● PROVIDED RECORDS:
===
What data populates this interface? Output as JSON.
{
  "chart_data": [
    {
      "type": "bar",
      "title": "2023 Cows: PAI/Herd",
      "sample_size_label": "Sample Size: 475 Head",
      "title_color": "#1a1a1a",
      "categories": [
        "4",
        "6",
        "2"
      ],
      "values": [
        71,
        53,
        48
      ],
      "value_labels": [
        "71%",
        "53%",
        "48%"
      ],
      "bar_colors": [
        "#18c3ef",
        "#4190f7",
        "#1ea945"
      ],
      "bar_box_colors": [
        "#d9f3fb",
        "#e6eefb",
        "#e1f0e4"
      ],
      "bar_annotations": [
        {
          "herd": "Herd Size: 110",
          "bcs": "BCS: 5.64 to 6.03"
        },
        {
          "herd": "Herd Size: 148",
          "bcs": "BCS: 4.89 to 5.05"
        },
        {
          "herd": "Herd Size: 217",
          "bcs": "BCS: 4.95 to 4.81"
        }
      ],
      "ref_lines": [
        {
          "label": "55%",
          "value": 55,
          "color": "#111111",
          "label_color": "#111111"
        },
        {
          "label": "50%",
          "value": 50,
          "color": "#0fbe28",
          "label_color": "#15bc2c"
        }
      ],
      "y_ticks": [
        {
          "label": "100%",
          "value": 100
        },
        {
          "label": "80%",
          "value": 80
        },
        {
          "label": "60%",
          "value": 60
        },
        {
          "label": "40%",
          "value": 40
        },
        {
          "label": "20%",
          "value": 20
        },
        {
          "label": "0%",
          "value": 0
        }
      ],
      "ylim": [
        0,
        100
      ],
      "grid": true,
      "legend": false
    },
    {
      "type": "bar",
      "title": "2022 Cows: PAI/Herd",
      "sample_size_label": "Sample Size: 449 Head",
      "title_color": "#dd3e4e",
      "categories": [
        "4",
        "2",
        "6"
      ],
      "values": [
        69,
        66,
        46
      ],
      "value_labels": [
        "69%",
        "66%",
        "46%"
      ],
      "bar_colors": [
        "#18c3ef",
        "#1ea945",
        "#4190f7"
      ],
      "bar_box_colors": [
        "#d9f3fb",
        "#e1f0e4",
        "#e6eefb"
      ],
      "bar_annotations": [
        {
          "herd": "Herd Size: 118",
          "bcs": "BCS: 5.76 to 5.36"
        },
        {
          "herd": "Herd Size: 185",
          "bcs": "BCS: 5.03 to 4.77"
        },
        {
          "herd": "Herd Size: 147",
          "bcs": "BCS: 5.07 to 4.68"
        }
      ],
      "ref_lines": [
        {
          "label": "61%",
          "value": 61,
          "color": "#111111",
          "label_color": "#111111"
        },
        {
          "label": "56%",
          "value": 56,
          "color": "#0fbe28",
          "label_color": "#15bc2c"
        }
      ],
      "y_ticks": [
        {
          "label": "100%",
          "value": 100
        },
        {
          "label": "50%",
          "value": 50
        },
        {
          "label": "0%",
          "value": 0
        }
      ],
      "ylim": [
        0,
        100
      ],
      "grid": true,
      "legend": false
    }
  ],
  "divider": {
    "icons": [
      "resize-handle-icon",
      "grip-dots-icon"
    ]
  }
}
===
● PROBLEM DESCRIPTION: From the listing above, report the number of lines containing the string "Sample", without any accompanying remarks.

● SOLUTION TO THE EXERCISE: 2